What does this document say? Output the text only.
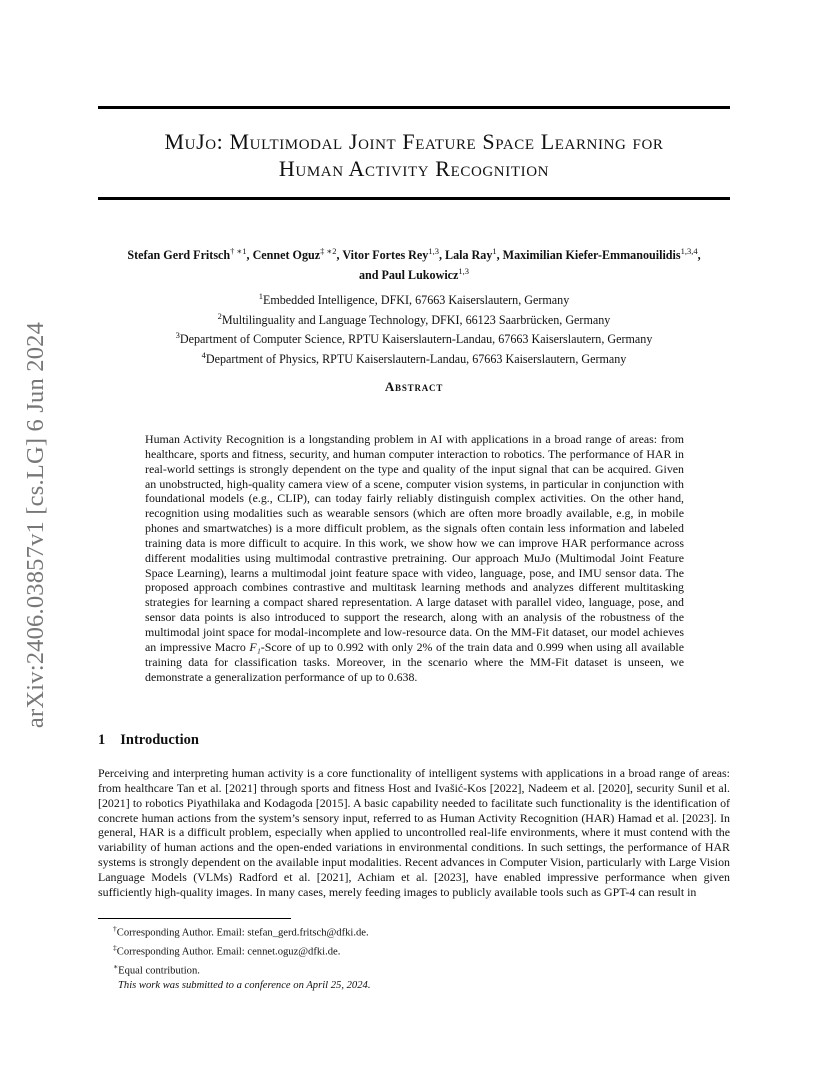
arXiv:2406.03857v1 [cs.LG] 6 Jun 2024
MuJo: Multimodal Joint Feature Space Learning for
Human Activity Recognition
Stefan Gerd Fritsch$^{\dagger ∗1}$, Cennet Oguz$^{\ddagger ∗2}$, Vitor Fortes Rey$^{1,3}$, Lala Ray$^1$, Maximilian Kiefer-Emmanouilidis$^{1,3,4}$,
and Paul Lukowicz$^{1,3}$
$^1$Embedded Intelligence, DFKI, 67663 Kaiserslautern, Germany
$^2$Multilinguality and Language Technology, DFKI, 66123 Saarbrücken, Germany
$^3$Department of Computer Science, RPTU Kaiserslautern-Landau, 67663 Kaiserslautern, Germany
$^4$Department of Physics, RPTU Kaiserslautern-Landau, 67663 Kaiserslautern, Germany
Abstract
Human Activity Recognition is a longstanding problem in AI with applications in a broad range of areas: from healthcare, sports and fitness, security, and human computer interaction to robotics. The performance of HAR in real-world settings is strongly dependent on the type and quality of the input signal that can be acquired. Given an unobstructed, high-quality camera view of a scene, computer vision systems, in particular in conjunction with foundational models (e.g., CLIP), can today fairly reliably distinguish complex activities. On the other hand, recognition using modalities such as wearable sensors (which are often more broadly available, e.g, in mobile phones and smartwatches) is a more difficult problem, as the signals often contain less information and labeled training data is more difficult to acquire. In this work, we show how we can improve HAR performance across different modalities using multimodal contrastive pretraining. Our approach MuJo (Multimodal Joint Feature Space Learning), learns a multimodal joint feature space with video, language, pose, and IMU sensor data. The proposed approach combines contrastive and multitask learning methods and analyzes different multitasking strategies for learning a compact shared representation. A large dataset with parallel video, language, pose, and sensor data points is also introduced to support the research, along with an analysis of the robustness of the multimodal joint space for modal-incomplete and low-resource data. On the MM-Fit dataset, our model achieves an impressive Macro F₁-Score of up to 0.992 with only 2% of the train data and 0.999 when using all available training data for classification tasks. Moreover, in the scenario where the MM-Fit dataset is unseen, we demonstrate a generalization performance of up to 0.638.
1 Introduction
Perceiving and interpreting human activity is a core functionality of intelligent systems with applications in a broad range of areas: from healthcare Tan et al. [2021] through sports and fitness Host and Ivašić-Kos [2022], Nadeem et al. [2020], security Sunil et al. [2021] to robotics Piyathilaka and Kodagoda [2015]. A basic capability needed to facilitate such functionality is the identification of concrete human actions from the system’s sensory input, referred to as Human Activity Recognition (HAR) Hamad et al. [2023]. In general, HAR is a difficult problem, especially when applied to uncontrolled real-life environments, where it must contend with the variability of human actions and the open-ended variations in environmental conditions. In such settings, the performance of HAR systems is strongly dependent on the available input modalities. Recent advances in Computer Vision, particularly with Large Vision Language Models (VLMs) Radford et al. [2021], Achiam et al. [2023], have enabled impressive performance when given sufficiently high-quality images. In many cases, merely feeding images to publicly available tools such as GPT-4 can result in
†Corresponding Author. Email: stefan_gerd.fritsch@dfki.de.
‡Corresponding Author. Email: cennet.oguz@dfki.de.
∗Equal contribution.
This work was submitted to a conference on April 25, 2024.
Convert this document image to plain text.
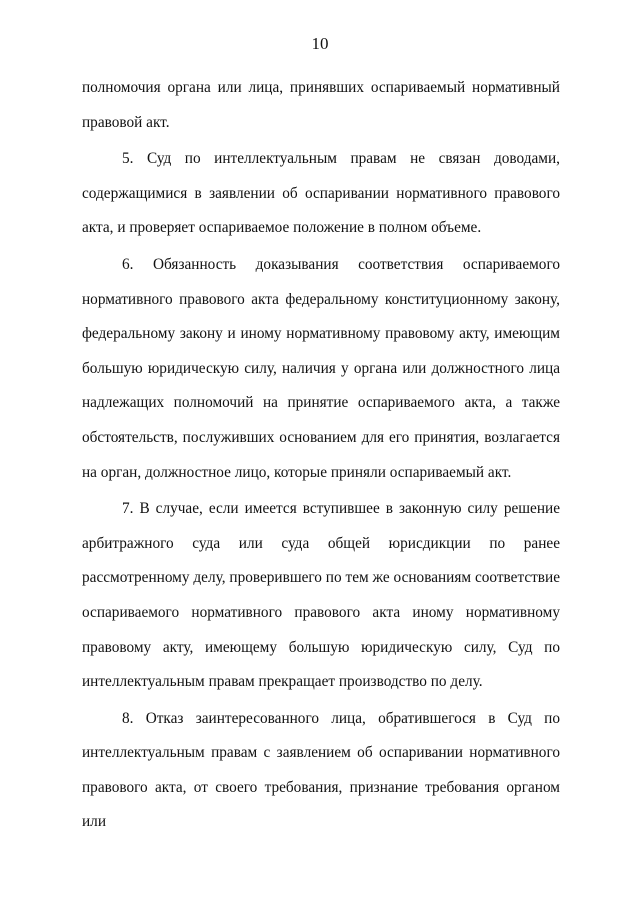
10

полномочия органа или лица, принявших оспариваемый нормативный правовой акт.

5. Суд по интеллектуальным правам не связан доводами, содержащимися в заявлении об оспаривании нормативного правового акта, и проверяет оспариваемое положение в полном объеме.

6. Обязанность доказывания соответствия оспариваемого нормативного правового акта федеральному конституционному закону, федеральному закону и иному нормативному правовому акту, имеющим большую юридическую силу, наличия у органа или должностного лица надлежащих полномочий на принятие оспариваемого акта, а также обстоятельств, послуживших основанием для его принятия, возлагается на орган, должностное лицо, которые приняли оспариваемый акт.

7. В случае, если имеется вступившее в законную силу решение арбитражного суда или суда общей юрисдикции по ранее рассмотренному делу, проверившего по тем же основаниям соответствие оспариваемого нормативного правового акта иному нормативному правовому акту, имеющему большую юридическую силу, Суд по интеллектуальным правам прекращает производство по делу.

8. Отказ заинтересованного лица, обратившегося в Суд по интеллектуальным правам с заявлением об оспаривании нормативного правового акта, от своего требования, признание требования органом или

────────────────

### REQUIRED TASK
Omitting all images, print the listing exactly.

### ANSWER TO THE TASK
What does this document say? Output the text only.
arXiv:2406.03857v1 [cs.LG] 6 Jun 2024
MuJo: Multimodal Joint Feature Space Learning for
Human Activity Recognition
Stefan Gerd Fritsch$^{\dagger ∗1}$, Cennet Oguz$^{\ddagger ∗2}$, Vitor Fortes Rey$^{1,3}$, Lala Ray$^1$, Maximilian Kiefer-Emmanouilidis$^{1,3,4}$,
and Paul Lukowicz$^{1,3}$
$^1$Embedded Intelligence, DFKI, 67663 Kaiserslautern, Germany
$^2$Multilinguality and Language Technology, DFKI, 66123 Saarbrücken, Germany
$^3$Department of Computer Science, RPTU Kaiserslautern-Landau, 67663 Kaiserslautern, Germany
$^4$Department of Physics, RPTU Kaiserslautern-Landau, 67663 Kaiserslautern, Germany
Abstract
Human Activity Recognition is a longstanding problem in AI with applications in a broad range of areas: from healthcare, sports and fitness, security, and human computer interaction to robotics. The performance of HAR in real-world settings is strongly dependent on the type and quality of the input signal that can be acquired. Given an unobstructed, high-quality camera view of a scene, computer vision systems, in particular in conjunction with foundational models (e.g., CLIP), can today fairly reliably distinguish complex activities. On the other hand, recognition using modalities such as wearable sensors (which are often more broadly available, e.g, in mobile phones and smartwatches) is a more difficult problem, as the signals often contain less information and labeled training data is more difficult to acquire. In this work, we show how we can improve HAR performance across different modalities using multimodal contrastive pretraining. Our approach MuJo (Multimodal Joint Feature Space Learning), learns a multimodal joint feature space with video, language, pose, and IMU sensor data. The proposed approach combines contrastive and multitask learning methods and analyzes different multitasking strategies for learning a compact shared representation. A large dataset with parallel video, language, pose, and sensor data points is also introduced to support the research, along with an analysis of the robustness of the multimodal joint space for modal-incomplete and low-resource data. On the MM-Fit dataset, our model achieves an impressive Macro F₁-Score of up to 0.992 with only 2% of the train data and 0.999 when using all available training data for classification tasks. Moreover, in the scenario where the MM-Fit dataset is unseen, we demonstrate a generalization performance of up to 0.638.
1 Introduction
Perceiving and interpreting human activity is a core functionality of intelligent systems with applications in a broad range of areas: from healthcare Tan et al. [2021] through sports and fitness Host and Ivašić-Kos [2022], Nadeem et al. [2020], security Sunil et al. [2021] to robotics Piyathilaka and Kodagoda [2015]. A basic capability needed to facilitate such functionality is the identification of concrete human actions from the system’s sensory input, referred to as Human Activity Recognition (HAR) Hamad et al. [2023]. In general, HAR is a difficult problem, especially when applied to uncontrolled real-life environments, where it must contend with the variability of human actions and the open-ended variations in environmental conditions. In such settings, the performance of HAR systems is strongly dependent on the available input modalities. Recent advances in Computer Vision, particularly with Large Vision Language Models (VLMs) Radford et al. [2021], Achiam et al. [2023], have enabled impressive performance when given sufficiently high-quality images. In many cases, merely feeding images to publicly available tools such as GPT-4 can result in
†Corresponding Author. Email: stefan_gerd.fritsch@dfki.de.
‡Corresponding Author. Email: cennet.oguz@dfki.de.
∗Equal contribution.
This work was submitted to a conference on April 25, 2024.
Convert this document image to plain text.
10

полномочия органа или лица, принявших оспариваемый нормативный правовой акт.

5. Суд по интеллектуальным правам не связан доводами, содержащимися в заявлении об оспаривании нормативного правового акта, и проверяет оспариваемое положение в полном объеме.

6. Обязанность доказывания соответствия оспариваемого нормативного правового акта федеральному конституционному закону, федеральному закону и иному нормативному правовому акту, имеющим большую юридическую силу, наличия у органа или должностного лица надлежащих полномочий на принятие оспариваемого акта, а также обстоятельств, послуживших основанием для его принятия, возлагается на орган, должностное лицо, которые приняли оспариваемый акт.

7. В случае, если имеется вступившее в законную силу решение арбитражного суда или суда общей юрисдикции по ранее рассмотренному делу, проверившего по тем же основаниям соответствие оспариваемого нормативного правового акта иному нормативному правовому акту, имеющему большую юридическую силу, Суд по интеллектуальным правам прекращает производство по делу.

8. Отказ заинтересованного лица, обратившегося в Суд по интеллектуальным правам с заявлением об оспаривании нормативного правового акта, от своего требования, признание требования органом или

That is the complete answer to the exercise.